▶ **WORK REQUIRED**
Repeat the material exactly, leaving nothing out.
◆ ◆ ◆ ◆ ◆
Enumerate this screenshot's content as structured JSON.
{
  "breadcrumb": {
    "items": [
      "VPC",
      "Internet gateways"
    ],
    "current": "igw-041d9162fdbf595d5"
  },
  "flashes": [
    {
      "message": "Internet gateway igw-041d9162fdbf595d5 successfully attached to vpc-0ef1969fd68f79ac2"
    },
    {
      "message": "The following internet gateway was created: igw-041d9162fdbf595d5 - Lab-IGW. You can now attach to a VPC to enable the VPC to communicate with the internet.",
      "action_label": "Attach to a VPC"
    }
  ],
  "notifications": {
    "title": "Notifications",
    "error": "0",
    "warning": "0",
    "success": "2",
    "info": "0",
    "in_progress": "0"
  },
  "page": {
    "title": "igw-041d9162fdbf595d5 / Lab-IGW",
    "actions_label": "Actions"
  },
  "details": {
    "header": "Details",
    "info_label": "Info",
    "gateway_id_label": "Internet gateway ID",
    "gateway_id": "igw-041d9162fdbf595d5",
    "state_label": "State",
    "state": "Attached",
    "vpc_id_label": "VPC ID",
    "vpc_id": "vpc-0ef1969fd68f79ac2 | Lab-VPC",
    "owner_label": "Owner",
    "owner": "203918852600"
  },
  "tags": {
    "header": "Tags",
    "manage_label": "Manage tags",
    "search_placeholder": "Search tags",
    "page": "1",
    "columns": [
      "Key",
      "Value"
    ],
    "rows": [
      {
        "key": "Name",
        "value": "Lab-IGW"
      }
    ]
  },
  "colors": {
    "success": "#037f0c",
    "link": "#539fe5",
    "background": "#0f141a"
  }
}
◆ ◆ ◆ ◆ ◆
▶ **TASK RESPONSE**
Enumerate this screenshot's content as structured JSON.
{
  "breadcrumb": {
    "items": [
      "VPC",
      "Internet gateways"
    ],
    "current": "igw-041d9162fdbf595d5"
  },
  "flashes": [
    {
      "message": "Internet gateway igw-041d9162fdbf595d5 successfully attached to vpc-0ef1969fd68f79ac2"
    },
    {
      "message": "The following internet gateway was created: igw-041d9162fdbf595d5 - Lab-IGW. You can now attach to a VPC to enable the VPC to communicate with the internet.",
      "action_label": "Attach to a VPC"
    }
  ],
  "notifications": {
    "title": "Notifications",
    "error": "0",
    "warning": "0",
    "success": "2",
    "info": "0",
    "in_progress": "0"
  },
  "page": {
    "title": "igw-041d9162fdbf595d5 / Lab-IGW",
    "actions_label": "Actions"
  },
  "details": {
    "header": "Details",
    "info_label": "Info",
    "gateway_id_label": "Internet gateway ID",
    "gateway_id": "igw-041d9162fdbf595d5",
    "state_label": "State",
    "state": "Attached",
    "vpc_id_label": "VPC ID",
    "vpc_id": "vpc-0ef1969fd68f79ac2 | Lab-VPC",
    "owner_label": "Owner",
    "owner": "203918852600"
  },
  "tags": {
    "header": "Tags",
    "manage_label": "Manage tags",
    "search_placeholder": "Search tags",
    "page": "1",
    "columns": [
      "Key",
      "Value"
    ],
    "rows": [
      {
        "key": "Name",
        "value": "Lab-IGW"
      }
    ]
  },
  "colors": {
    "success": "#037f0c",
    "link": "#539fe5",
    "background": "#0f141a"
  }
}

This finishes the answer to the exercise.